## WORK TO DO
Set the listing down unchanged, minus every embedded image.

## DATA
· · ·

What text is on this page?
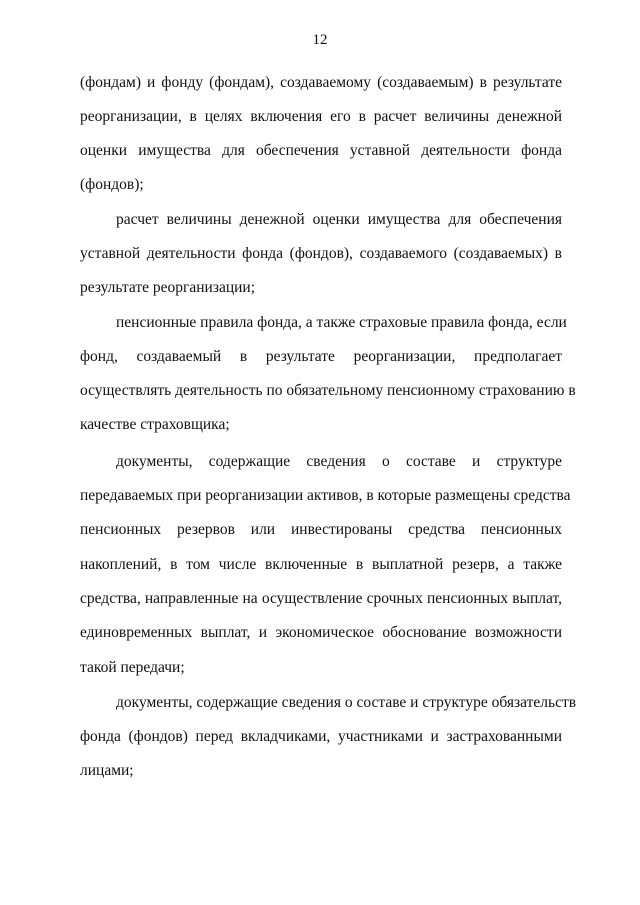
12
(фондам) и фонду (фондам), создаваемому (создаваемым) в результате
реорганизации, в целях включения его в расчет величины денежной
оценки имущества для обеспечения уставной деятельности фонда
(фондов);
расчет величины денежной оценки имущества для обеспечения
уставной деятельности фонда (фондов), создаваемого (создаваемых) в
результате реорганизации;
пенсионные правила фонда, а также страховые правила фонда, если
фонд, создаваемый в результате реорганизации, предполагает
осуществлять деятельность по обязательному пенсионному страхованию в
качестве страховщика;
документы, содержащие сведения о составе и структуре
передаваемых при реорганизации активов, в которые размещены средства
пенсионных резервов или инвестированы средства пенсионных
накоплений, в том числе включенные в выплатной резерв, а также
средства, направленные на осуществление срочных пенсионных выплат,
единовременных выплат, и экономическое обоснование возможности
такой передачи;
документы, содержащие сведения о составе и структуре обязательств
фонда (фондов) перед вкладчиками, участниками и застрахованными
лицами;
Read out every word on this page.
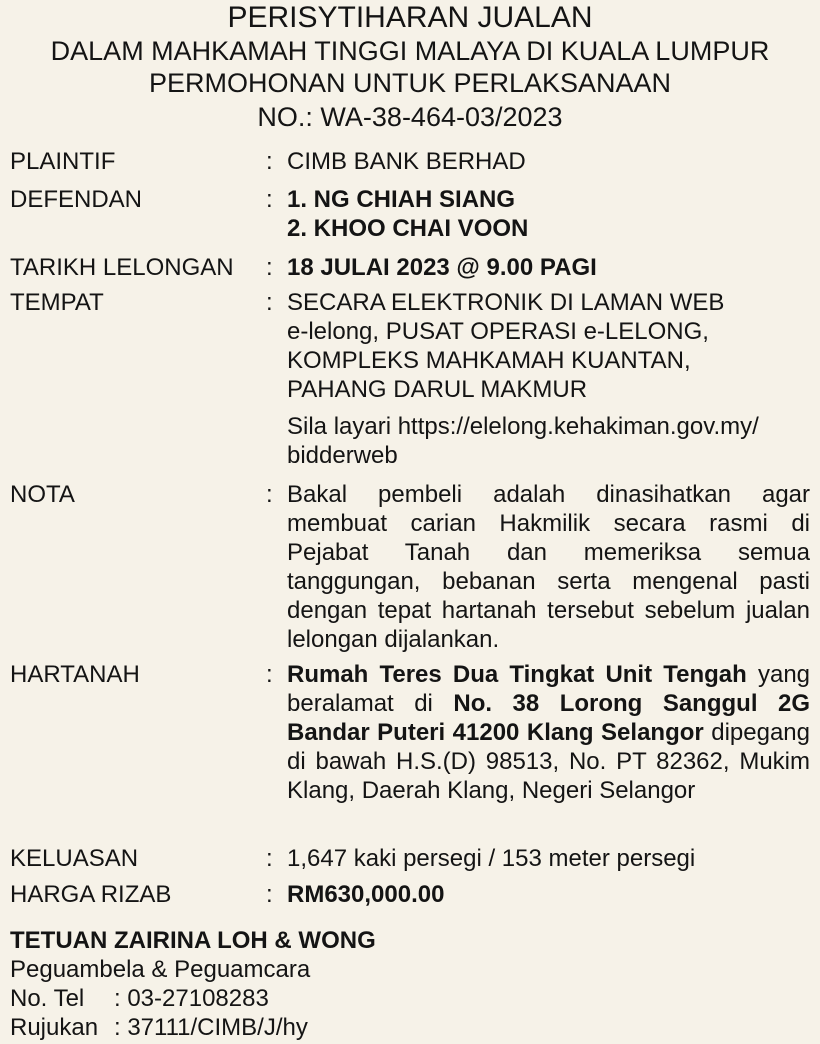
PERISYTIHARAN JUALAN
DALAM MAHKAMAH TINGGI MALAYA DI KUALA LUMPUR
PERMOHONAN UNTUK PERLAKSANAAN
NO.: WA-38-464-03/2023
PLAINTIF	: CIMB BANK BERHAD
DEFENDAN	: 1. NG CHIAH SIANG
2. KHOO CHAI VOON
TARIKH LELONGAN : 18 JULAI 2023 @ 9.00 PAGI
TEMPAT	: SECARA ELEKTRONIK DI LAMAN WEB
e-lelong, PUSAT OPERASI e-LELONG,
KOMPLEKS MAHKAMAH KUANTAN,
PAHANG DARUL MAKMUR
Sila layari https://elelong.kehakiman.gov.my/
bidderweb
NOTA	: Bakal pembeli adalah dinasihatkan agar membuat carian Hakmilik secara rasmi di Pejabat Tanah dan memeriksa semua tanggungan, bebanan serta mengenal pasti dengan tepat hartanah tersebut sebelum jualan lelongan dijalankan.
HARTANAH	: Rumah Teres Dua Tingkat Unit Tengah yang beralamat di No. 38 Lorong Sanggul 2G Bandar Puteri 41200 Klang Selangor dipegang di bawah H.S.(D) 98513, No. PT 82362, Mukim Klang, Daerah Klang, Negeri Selangor
KELUASAN	: 1,647 kaki persegi / 153 meter persegi
HARGA RIZAB	: RM630,000.00
TETUAN ZAIRINA LOH & WONG
Peguambela & Peguamcara
No. Tel : 03-27108283
Rujukan : 37111/CIMB/J/hy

· · ·

## OUTPUT OF THE TASK
What text is on this page?
12
(фондам) и фонду (фондам), создаваемому (создаваемым) в результате
реорганизации, в целях включения его в расчет величины денежной
оценки имущества для обеспечения уставной деятельности фонда
(фондов);
расчет величины денежной оценки имущества для обеспечения
уставной деятельности фонда (фондов), создаваемого (создаваемых) в
результате реорганизации;
пенсионные правила фонда, а также страховые правила фонда, если
фонд, создаваемый в результате реорганизации, предполагает
осуществлять деятельность по обязательному пенсионному страхованию в
качестве страховщика;
документы, содержащие сведения о составе и структуре
передаваемых при реорганизации активов, в которые размещены средства
пенсионных резервов или инвестированы средства пенсионных
накоплений, в том числе включенные в выплатной резерв, а также
средства, направленные на осуществление срочных пенсионных выплат,
единовременных выплат, и экономическое обоснование возможности
такой передачи;
документы, содержащие сведения о составе и структуре обязательств
фонда (фондов) перед вкладчиками, участниками и застрахованными
лицами;
Read out every word on this page.
PERISYTIHARAN JUALAN
DALAM MAHKAMAH TINGGI MALAYA DI KUALA LUMPUR
PERMOHONAN UNTUK PERLAKSANAAN
NO.: WA-38-464-03/2023
PLAINTIF	: CIMB BANK BERHAD
DEFENDAN	: 1. NG CHIAH SIANG
2. KHOO CHAI VOON
TARIKH LELONGAN : 18 JULAI 2023 @ 9.00 PAGI
TEMPAT	: SECARA ELEKTRONIK DI LAMAN WEB
e-lelong, PUSAT OPERASI e-LELONG,
KOMPLEKS MAHKAMAH KUANTAN,
PAHANG DARUL MAKMUR
Sila layari https://elelong.kehakiman.gov.my/
bidderweb
NOTA	: Bakal pembeli adalah dinasihatkan agar membuat carian Hakmilik secara rasmi di Pejabat Tanah dan memeriksa semua tanggungan, bebanan serta mengenal pasti dengan tepat hartanah tersebut sebelum jualan lelongan dijalankan.
HARTANAH	: Rumah Teres Dua Tingkat Unit Tengah yang beralamat di No. 38 Lorong Sanggul 2G Bandar Puteri 41200 Klang Selangor dipegang di bawah H.S.(D) 98513, No. PT 82362, Mukim Klang, Daerah Klang, Negeri Selangor
KELUASAN	: 1,647 kaki persegi / 153 meter persegi
HARGA RIZAB	: RM630,000.00
TETUAN ZAIRINA LOH & WONG
Peguambela & Peguamcara
No. Tel : 03-27108283
Rujukan : 37111/CIMB/J/hy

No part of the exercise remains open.